:: Directive ::
Copy out every record below, word for word.

-- start Materials provided --

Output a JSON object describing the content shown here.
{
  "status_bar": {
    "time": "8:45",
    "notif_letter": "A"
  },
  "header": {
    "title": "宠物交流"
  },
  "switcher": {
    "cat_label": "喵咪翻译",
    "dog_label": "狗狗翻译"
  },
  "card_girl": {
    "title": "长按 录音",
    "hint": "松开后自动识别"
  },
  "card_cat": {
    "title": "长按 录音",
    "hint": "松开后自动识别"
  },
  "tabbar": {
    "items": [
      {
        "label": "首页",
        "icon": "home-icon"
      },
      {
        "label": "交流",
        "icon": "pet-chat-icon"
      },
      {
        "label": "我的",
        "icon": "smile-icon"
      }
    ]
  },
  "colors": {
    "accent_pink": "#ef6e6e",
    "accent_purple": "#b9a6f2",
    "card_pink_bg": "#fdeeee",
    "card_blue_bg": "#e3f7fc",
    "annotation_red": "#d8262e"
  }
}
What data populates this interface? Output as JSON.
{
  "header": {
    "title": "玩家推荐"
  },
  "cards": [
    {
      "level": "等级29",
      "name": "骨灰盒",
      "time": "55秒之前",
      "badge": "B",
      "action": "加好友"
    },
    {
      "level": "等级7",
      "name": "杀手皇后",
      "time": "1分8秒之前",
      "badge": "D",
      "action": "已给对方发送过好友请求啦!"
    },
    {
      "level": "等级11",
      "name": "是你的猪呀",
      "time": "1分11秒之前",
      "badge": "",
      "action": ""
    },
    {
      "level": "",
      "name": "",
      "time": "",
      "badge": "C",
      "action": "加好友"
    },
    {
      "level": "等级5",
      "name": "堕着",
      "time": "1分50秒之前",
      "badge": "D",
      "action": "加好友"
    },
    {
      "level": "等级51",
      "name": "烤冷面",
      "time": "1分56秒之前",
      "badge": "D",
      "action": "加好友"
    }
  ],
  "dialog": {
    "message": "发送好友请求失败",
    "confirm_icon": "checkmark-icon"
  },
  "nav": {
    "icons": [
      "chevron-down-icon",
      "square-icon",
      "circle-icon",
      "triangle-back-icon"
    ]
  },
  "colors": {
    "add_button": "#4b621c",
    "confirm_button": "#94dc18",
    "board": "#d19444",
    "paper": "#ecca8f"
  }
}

-- end Materials provided --

:: Answer to this problem ::
Output a JSON object describing the content shown here.
{
  "status_bar": {
    "time": "8:45",
    "notif_letter": "A"
  },
  "header": {
    "title": "宠物交流"
  },
  "switcher": {
    "cat_label": "喵咪翻译",
    "dog_label": "狗狗翻译"
  },
  "card_girl": {
    "title": "长按 录音",
    "hint": "松开后自动识别"
  },
  "card_cat": {
    "title": "长按 录音",
    "hint": "松开后自动识别"
  },
  "tabbar": {
    "items": [
      {
        "label": "首页",
        "icon": "home-icon"
      },
      {
        "label": "交流",
        "icon": "pet-chat-icon"
      },
      {
        "label": "我的",
        "icon": "smile-icon"
      }
    ]
  },
  "colors": {
    "accent_pink": "#ef6e6e",
    "accent_purple": "#b9a6f2",
    "card_pink_bg": "#fdeeee",
    "card_blue_bg": "#e3f7fc",
    "annotation_red": "#d8262e"
  }
}
What data populates this interface? Output as JSON.
{
  "header": {
    "title": "玩家推荐"
  },
  "cards": [
    {
      "level": "等级29",
      "name": "骨灰盒",
      "time": "55秒之前",
      "badge": "B",
      "action": "加好友"
    },
    {
      "level": "等级7",
      "name": "杀手皇后",
      "time": "1分8秒之前",
      "badge": "D",
      "action": "已给对方发送过好友请求啦!"
    },
    {
      "level": "等级11",
      "name": "是你的猪呀",
      "time": "1分11秒之前",
      "badge": "",
      "action": ""
    },
    {
      "level": "",
      "name": "",
      "time": "",
      "badge": "C",
      "action": "加好友"
    },
    {
      "level": "等级5",
      "name": "堕着",
      "time": "1分50秒之前",
      "badge": "D",
      "action": "加好友"
    },
    {
      "level": "等级51",
      "name": "烤冷面",
      "time": "1分56秒之前",
      "badge": "D",
      "action": "加好友"
    }
  ],
  "dialog": {
    "message": "发送好友请求失败",
    "confirm_icon": "checkmark-icon"
  },
  "nav": {
    "icons": [
      "chevron-down-icon",
      "square-icon",
      "circle-icon",
      "triangle-back-icon"
    ]
  },
  "colors": {
    "add_button": "#4b621c",
    "confirm_button": "#94dc18",
    "board": "#d19444",
    "paper": "#ecca8f"
  }
}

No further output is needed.